» INSTRUCTIONS FOR THE TASK: Reproduce word for word the stretch of the Dungeons & Dragons text from "Mazes and Monsters was peak" through "underneath their school.".
==== DOCUMENT EXTRACT
Dungeons & Dragons started the RPG craze, and also a moral panic
Dungeons & Dragons hit the market in 1974, and sales of the game grew by word of mouth throughout that decade. In 1979, though, the strange disappearance of one young man thrust the game into the spotlight in the worst possible way. In August of that year, James Dallas Egbert III, a Michigan State University student, vanished from campus with nothing but the clothes on his back. Egbert displayed several red flags before his disappearance; an exceptionally smart student, he was also an epileptic, a drug addict who professed to enjoy drugs of his own creation, and a gay man living through a time period when being gay was even less accepted than it is today.
Unfortunately, William Dear, a P.I. hired by Egbert's family, looked straight past all of those markers to zero in on one of Egbert's hobbies: D&D. Dear became convinced that Egbert, detached from reality, had become lost wandering around in character under the university's steam tunnels. This hypothesis disregarded the fact that, well, D&D is played with dice, pencils, and graph paper sitting around a table, not by acting out fanciful situations in real-world locations.
Egbert was found about a month later, unharmed and working on a Louisiana oil rig, of all things (via Skeptical Inquirer). But Dear had spent that entire month playing up the evils of D&D for whatever media outlet would listen, and in the '80s, parental "watchdog" groups never came across a relatively benign youth trend they couldn't paint as the end of Western civilization. The game quickly became a key aspect of that decade's "Satanic panic," during which Old Scratch was accused of infiltrating everything from popular music to preschools to, yes, fantasy role playing games — which, if Mazes and Monsters was to be believed, were capable of rendering their players stone-cold crazy.
Mazes and Monsters was peak anti-D&D hysteria
Mazes and Monsters was based on a 1981 novel of the same name by author Rona Jaffe, who was inspired by the Egbert case. In the film, Hanks stars as Robbie Wheeling, a student at a fictional university who befriends a trio of troubled peers. Robbie had been booted from his previous college because his studies had been pushed to the side in favor of his latest obsession: a fantasy role playing game called (you guessed it) Mazes and Monsters. Robbie's friends are also into the game, and they convince him to pick it back up. Of course, Robbie is soon running games with gusto, and he eventually proposes a new twist: the friends will act out their latest campaign in the unused steam tunnels underneath their school.
========
==== RECORDS SUPPLIED
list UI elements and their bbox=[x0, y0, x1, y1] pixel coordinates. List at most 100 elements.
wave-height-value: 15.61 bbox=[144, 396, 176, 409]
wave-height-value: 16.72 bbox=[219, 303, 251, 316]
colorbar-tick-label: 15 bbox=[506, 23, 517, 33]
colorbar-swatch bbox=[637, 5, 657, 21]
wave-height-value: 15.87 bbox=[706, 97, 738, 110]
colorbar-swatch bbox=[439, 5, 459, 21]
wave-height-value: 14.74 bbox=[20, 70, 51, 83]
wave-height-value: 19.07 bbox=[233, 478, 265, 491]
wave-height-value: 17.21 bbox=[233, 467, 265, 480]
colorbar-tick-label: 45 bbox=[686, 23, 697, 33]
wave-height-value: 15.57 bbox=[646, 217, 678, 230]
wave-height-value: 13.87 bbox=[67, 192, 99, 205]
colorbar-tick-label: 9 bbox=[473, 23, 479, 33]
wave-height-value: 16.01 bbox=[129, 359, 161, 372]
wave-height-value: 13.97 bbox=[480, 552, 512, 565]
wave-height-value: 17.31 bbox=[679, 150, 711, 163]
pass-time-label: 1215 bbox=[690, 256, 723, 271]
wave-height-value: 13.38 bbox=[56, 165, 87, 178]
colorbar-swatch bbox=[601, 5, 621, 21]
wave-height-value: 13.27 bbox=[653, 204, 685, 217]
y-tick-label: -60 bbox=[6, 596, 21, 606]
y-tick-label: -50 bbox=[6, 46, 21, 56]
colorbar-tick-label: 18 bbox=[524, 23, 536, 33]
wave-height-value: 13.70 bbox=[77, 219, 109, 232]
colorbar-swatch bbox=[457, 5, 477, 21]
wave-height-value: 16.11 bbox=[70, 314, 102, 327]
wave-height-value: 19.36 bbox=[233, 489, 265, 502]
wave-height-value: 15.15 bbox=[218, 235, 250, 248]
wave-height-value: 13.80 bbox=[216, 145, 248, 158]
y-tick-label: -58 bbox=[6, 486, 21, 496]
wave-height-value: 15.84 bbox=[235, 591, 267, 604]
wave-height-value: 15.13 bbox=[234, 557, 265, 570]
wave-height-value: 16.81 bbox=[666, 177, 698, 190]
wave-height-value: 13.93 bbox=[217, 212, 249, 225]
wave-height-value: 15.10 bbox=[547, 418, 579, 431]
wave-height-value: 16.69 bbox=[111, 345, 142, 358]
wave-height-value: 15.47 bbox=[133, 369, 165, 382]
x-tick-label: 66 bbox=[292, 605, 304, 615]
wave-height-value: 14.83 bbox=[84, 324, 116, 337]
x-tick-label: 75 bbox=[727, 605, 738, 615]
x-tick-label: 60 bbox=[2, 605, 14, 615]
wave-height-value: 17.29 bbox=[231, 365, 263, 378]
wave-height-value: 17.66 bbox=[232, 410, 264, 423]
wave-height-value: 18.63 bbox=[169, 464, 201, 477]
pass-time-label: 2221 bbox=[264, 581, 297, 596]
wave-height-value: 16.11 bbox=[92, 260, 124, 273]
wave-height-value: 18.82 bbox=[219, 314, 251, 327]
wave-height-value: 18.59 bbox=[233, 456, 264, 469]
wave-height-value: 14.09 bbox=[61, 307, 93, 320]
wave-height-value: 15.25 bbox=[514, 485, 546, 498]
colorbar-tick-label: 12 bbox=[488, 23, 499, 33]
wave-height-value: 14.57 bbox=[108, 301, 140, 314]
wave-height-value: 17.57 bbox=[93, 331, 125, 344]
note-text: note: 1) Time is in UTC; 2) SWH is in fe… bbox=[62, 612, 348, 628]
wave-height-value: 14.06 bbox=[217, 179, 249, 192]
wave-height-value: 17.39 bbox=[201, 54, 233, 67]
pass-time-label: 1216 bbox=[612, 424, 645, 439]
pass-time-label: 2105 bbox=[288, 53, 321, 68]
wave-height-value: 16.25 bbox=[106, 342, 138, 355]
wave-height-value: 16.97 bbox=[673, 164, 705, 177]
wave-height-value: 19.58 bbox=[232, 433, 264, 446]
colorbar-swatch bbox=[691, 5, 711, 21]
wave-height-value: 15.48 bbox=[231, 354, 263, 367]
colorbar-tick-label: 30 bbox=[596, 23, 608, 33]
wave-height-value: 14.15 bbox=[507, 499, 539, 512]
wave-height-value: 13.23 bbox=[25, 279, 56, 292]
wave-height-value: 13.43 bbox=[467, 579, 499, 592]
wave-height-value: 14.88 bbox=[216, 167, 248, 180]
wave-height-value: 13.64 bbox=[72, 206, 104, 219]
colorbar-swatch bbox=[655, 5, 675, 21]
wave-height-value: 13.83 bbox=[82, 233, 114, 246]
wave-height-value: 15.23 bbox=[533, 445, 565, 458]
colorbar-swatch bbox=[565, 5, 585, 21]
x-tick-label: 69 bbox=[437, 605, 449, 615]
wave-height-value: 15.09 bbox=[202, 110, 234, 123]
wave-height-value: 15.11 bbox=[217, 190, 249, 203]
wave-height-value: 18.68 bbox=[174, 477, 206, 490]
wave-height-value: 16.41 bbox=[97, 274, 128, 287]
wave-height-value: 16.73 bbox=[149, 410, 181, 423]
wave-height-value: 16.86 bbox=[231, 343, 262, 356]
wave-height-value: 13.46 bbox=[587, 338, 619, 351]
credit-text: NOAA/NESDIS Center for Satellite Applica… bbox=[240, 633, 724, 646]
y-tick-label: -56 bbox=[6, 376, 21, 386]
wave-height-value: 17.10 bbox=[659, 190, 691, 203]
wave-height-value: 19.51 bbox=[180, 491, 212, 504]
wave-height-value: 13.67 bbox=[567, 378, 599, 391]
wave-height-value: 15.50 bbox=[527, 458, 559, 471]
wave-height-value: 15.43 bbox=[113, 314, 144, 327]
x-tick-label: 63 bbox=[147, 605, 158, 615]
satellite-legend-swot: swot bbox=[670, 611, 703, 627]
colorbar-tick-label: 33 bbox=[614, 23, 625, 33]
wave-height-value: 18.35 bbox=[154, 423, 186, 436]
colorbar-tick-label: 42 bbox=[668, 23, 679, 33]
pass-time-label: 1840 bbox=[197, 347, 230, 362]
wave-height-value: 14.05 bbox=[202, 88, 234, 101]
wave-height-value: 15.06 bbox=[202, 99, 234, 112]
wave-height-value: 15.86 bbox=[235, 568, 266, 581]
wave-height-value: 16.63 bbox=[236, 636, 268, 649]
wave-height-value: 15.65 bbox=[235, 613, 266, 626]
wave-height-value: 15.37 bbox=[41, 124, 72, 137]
========
» YOUR RESPONSE:
Mazes and Monsters was peak anti-D&D hysteria
Mazes and Monsters was based on a 1981 novel of the same name by author Rona Jaffe, who was inspired by the Egbert case. In the film, Hanks stars as Robbie Wheeling, a student at a fictional university who befriends a trio of troubled peers. Robbie had been booted from his previous college because his studies had been pushed to the side in favor of his latest obsession: a fantasy role playing game called (you guessed it) Mazes and Monsters. Robbie's friends are also into the game, and they convince him to pick it back up. Of course, Robbie is soon running games with gusto, and he eventually proposes a new twist: the friends will act out their latest campaign in the unused steam tunnels underneath their school.